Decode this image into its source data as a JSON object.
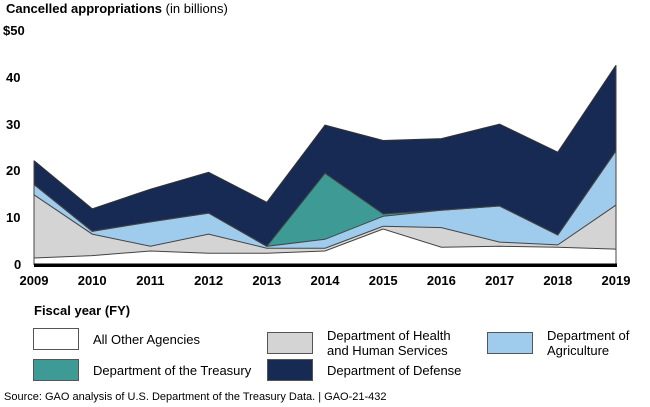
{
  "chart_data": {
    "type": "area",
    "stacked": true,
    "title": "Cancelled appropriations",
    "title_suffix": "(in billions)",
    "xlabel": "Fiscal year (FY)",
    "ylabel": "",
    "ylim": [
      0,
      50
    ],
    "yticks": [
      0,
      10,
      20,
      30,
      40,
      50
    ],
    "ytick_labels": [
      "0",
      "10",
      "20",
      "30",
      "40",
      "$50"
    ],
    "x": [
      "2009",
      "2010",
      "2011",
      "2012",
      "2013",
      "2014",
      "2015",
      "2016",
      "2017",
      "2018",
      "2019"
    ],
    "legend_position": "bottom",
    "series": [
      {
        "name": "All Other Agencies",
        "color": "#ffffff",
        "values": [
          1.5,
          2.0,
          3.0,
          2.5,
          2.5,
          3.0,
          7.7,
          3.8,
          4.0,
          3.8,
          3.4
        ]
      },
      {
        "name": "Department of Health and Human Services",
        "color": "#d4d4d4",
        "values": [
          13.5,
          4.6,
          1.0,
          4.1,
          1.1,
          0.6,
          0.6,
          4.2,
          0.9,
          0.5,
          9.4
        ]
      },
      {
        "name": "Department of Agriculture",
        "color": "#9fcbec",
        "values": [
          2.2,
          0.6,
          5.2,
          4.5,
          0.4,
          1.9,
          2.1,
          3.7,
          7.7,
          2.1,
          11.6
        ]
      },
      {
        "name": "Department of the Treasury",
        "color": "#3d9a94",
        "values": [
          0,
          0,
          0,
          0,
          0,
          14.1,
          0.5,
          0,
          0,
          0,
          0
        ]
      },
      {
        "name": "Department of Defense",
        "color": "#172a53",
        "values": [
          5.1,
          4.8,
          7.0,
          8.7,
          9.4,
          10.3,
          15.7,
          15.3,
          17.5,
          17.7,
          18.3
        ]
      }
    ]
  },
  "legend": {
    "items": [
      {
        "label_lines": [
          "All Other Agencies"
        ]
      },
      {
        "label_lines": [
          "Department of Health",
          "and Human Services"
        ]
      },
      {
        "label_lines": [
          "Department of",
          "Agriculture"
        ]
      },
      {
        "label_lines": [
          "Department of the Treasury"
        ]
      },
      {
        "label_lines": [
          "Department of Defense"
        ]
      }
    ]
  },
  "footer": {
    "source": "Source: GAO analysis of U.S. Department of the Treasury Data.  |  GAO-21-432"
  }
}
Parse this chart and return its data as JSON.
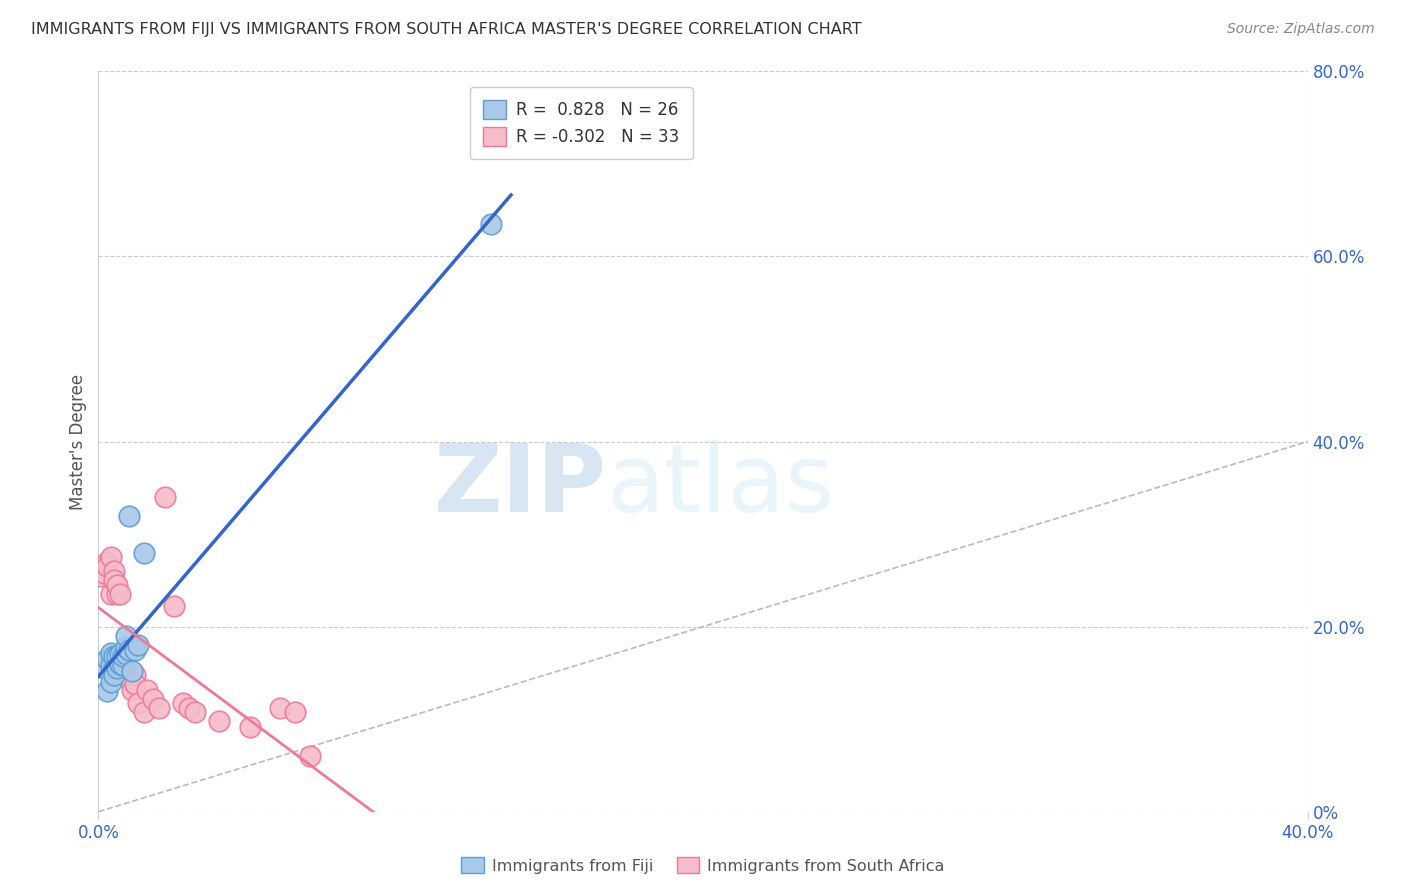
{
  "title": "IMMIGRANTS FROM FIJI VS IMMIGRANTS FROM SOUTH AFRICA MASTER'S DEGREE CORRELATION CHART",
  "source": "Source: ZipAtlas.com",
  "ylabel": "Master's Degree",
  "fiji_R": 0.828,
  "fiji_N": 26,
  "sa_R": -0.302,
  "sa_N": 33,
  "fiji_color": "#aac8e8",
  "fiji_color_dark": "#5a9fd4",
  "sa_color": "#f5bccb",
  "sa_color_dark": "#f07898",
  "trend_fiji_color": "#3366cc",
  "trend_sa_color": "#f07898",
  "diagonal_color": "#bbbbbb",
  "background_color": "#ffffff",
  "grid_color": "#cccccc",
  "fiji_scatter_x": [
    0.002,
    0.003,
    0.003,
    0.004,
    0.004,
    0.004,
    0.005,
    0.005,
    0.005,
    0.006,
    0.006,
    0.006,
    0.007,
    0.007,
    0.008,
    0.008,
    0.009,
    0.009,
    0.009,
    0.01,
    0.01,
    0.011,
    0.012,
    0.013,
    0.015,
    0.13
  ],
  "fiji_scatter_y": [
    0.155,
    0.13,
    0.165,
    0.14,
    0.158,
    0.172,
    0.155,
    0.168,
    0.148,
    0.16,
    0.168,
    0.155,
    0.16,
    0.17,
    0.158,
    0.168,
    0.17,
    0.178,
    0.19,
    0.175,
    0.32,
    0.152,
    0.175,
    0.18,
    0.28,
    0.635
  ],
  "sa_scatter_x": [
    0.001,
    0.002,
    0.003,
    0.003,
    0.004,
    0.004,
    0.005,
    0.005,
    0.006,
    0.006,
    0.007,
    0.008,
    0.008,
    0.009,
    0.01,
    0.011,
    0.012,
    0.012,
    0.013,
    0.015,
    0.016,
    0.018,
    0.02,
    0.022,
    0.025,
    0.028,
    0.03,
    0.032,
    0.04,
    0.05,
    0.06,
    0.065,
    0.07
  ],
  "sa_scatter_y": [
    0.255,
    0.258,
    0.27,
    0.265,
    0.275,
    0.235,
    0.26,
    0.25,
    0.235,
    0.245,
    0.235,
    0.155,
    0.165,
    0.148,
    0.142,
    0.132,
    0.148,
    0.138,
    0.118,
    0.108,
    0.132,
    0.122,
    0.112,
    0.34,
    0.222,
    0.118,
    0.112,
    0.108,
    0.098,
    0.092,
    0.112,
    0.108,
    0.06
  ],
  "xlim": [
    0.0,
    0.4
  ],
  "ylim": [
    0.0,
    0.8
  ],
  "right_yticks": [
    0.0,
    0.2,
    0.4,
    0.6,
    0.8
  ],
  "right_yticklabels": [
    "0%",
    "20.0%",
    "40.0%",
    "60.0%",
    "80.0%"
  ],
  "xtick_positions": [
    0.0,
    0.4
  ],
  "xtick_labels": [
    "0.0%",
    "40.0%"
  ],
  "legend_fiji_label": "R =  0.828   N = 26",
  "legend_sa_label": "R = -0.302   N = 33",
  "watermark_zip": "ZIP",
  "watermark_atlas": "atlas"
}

====

To be done |
Go through the entries above and print each one exactly, minus the pictures.

Task solution |
Decode this image into its source data as a JSON object.
{
  "chart_data": {
    "type": "area",
    "stacked": true,
    "title": "Cancelled appropriations",
    "title_suffix": "(in billions)",
    "xlabel": "Fiscal year (FY)",
    "ylabel": "",
    "ylim": [
      0,
      50
    ],
    "yticks": [
      0,
      10,
      20,
      30,
      40,
      50
    ],
    "ytick_labels": [
      "0",
      "10",
      "20",
      "30",
      "40",
      "$50"
    ],
    "x": [
      "2009",
      "2010",
      "2011",
      "2012",
      "2013",
      "2014",
      "2015",
      "2016",
      "2017",
      "2018",
      "2019"
    ],
    "legend_position": "bottom",
    "series": [
      {
        "name": "All Other Agencies",
        "color": "#ffffff",
        "values": [
          1.5,
          2.0,
          3.0,
          2.5,
          2.5,
          3.0,
          7.7,
          3.8,
          4.0,
          3.8,
          3.4
        ]
      },
      {
        "name": "Department of Health and Human Services",
        "color": "#d4d4d4",
        "values": [
          13.5,
          4.6,
          1.0,
          4.1,
          1.1,
          0.6,
          0.6,
          4.2,
          0.9,
          0.5,
          9.4
        ]
      },
      {
        "name": "Department of Agriculture",
        "color": "#9fcbec",
        "values": [
          2.2,
          0.6,
          5.2,
          4.5,
          0.4,
          1.9,
          2.1,
          3.7,
          7.7,
          2.1,
          11.6
        ]
      },
      {
        "name": "Department of the Treasury",
        "color": "#3d9a94",
        "values": [
          0,
          0,
          0,
          0,
          0,
          14.1,
          0.5,
          0,
          0,
          0,
          0
        ]
      },
      {
        "name": "Department of Defense",
        "color": "#172a53",
        "values": [
          5.1,
          4.8,
          7.0,
          8.7,
          9.4,
          10.3,
          15.7,
          15.3,
          17.5,
          17.7,
          18.3
        ]
      }
    ]
  },
  "legend": {
    "items": [
      {
        "label_lines": [
          "All Other Agencies"
        ]
      },
      {
        "label_lines": [
          "Department of Health",
          "and Human Services"
        ]
      },
      {
        "label_lines": [
          "Department of",
          "Agriculture"
        ]
      },
      {
        "label_lines": [
          "Department of the Treasury"
        ]
      },
      {
        "label_lines": [
          "Department of Defense"
        ]
      }
    ]
  },
  "footer": {
    "source": "Source: GAO analysis of U.S. Department of the Treasury Data.  |  GAO-21-432"
  }
}
Parse this chart and return its data as JSON.
{
  "title": "IMMIGRANTS FROM FIJI VS IMMIGRANTS FROM SOUTH AFRICA MASTER'S DEGREE CORRELATION CHART",
  "source": "Source: ZipAtlas.com",
  "ylabel": "Master's Degree",
  "fiji_R": 0.828,
  "fiji_N": 26,
  "sa_R": -0.302,
  "sa_N": 33,
  "fiji_color": "#aac8e8",
  "fiji_color_dark": "#5a9fd4",
  "sa_color": "#f5bccb",
  "sa_color_dark": "#f07898",
  "trend_fiji_color": "#3366cc",
  "trend_sa_color": "#f07898",
  "diagonal_color": "#bbbbbb",
  "background_color": "#ffffff",
  "grid_color": "#cccccc",
  "fiji_scatter_x": [
    0.002,
    0.003,
    0.003,
    0.004,
    0.004,
    0.004,
    0.005,
    0.005,
    0.005,
    0.006,
    0.006,
    0.006,
    0.007,
    0.007,
    0.008,
    0.008,
    0.009,
    0.009,
    0.009,
    0.01,
    0.01,
    0.011,
    0.012,
    0.013,
    0.015,
    0.13
  ],
  "fiji_scatter_y": [
    0.155,
    0.13,
    0.165,
    0.14,
    0.158,
    0.172,
    0.155,
    0.168,
    0.148,
    0.16,
    0.168,
    0.155,
    0.16,
    0.17,
    0.158,
    0.168,
    0.17,
    0.178,
    0.19,
    0.175,
    0.32,
    0.152,
    0.175,
    0.18,
    0.28,
    0.635
  ],
  "sa_scatter_x": [
    0.001,
    0.002,
    0.003,
    0.003,
    0.004,
    0.004,
    0.005,
    0.005,
    0.006,
    0.006,
    0.007,
    0.008,
    0.008,
    0.009,
    0.01,
    0.011,
    0.012,
    0.012,
    0.013,
    0.015,
    0.016,
    0.018,
    0.02,
    0.022,
    0.025,
    0.028,
    0.03,
    0.032,
    0.04,
    0.05,
    0.06,
    0.065,
    0.07
  ],
  "sa_scatter_y": [
    0.255,
    0.258,
    0.27,
    0.265,
    0.275,
    0.235,
    0.26,
    0.25,
    0.235,
    0.245,
    0.235,
    0.155,
    0.165,
    0.148,
    0.142,
    0.132,
    0.148,
    0.138,
    0.118,
    0.108,
    0.132,
    0.122,
    0.112,
    0.34,
    0.222,
    0.118,
    0.112,
    0.108,
    0.098,
    0.092,
    0.112,
    0.108,
    0.06
  ],
  "xlim": [
    0.0,
    0.4
  ],
  "ylim": [
    0.0,
    0.8
  ],
  "right_yticks": [
    0.0,
    0.2,
    0.4,
    0.6,
    0.8
  ],
  "right_yticklabels": [
    "0%",
    "20.0%",
    "40.0%",
    "60.0%",
    "80.0%"
  ],
  "xtick_positions": [
    0.0,
    0.4
  ],
  "xtick_labels": [
    "0.0%",
    "40.0%"
  ],
  "legend_fiji_label": "R =  0.828   N = 26",
  "legend_sa_label": "R = -0.302   N = 33",
  "watermark_zip": "ZIP",
  "watermark_atlas": "atlas"
}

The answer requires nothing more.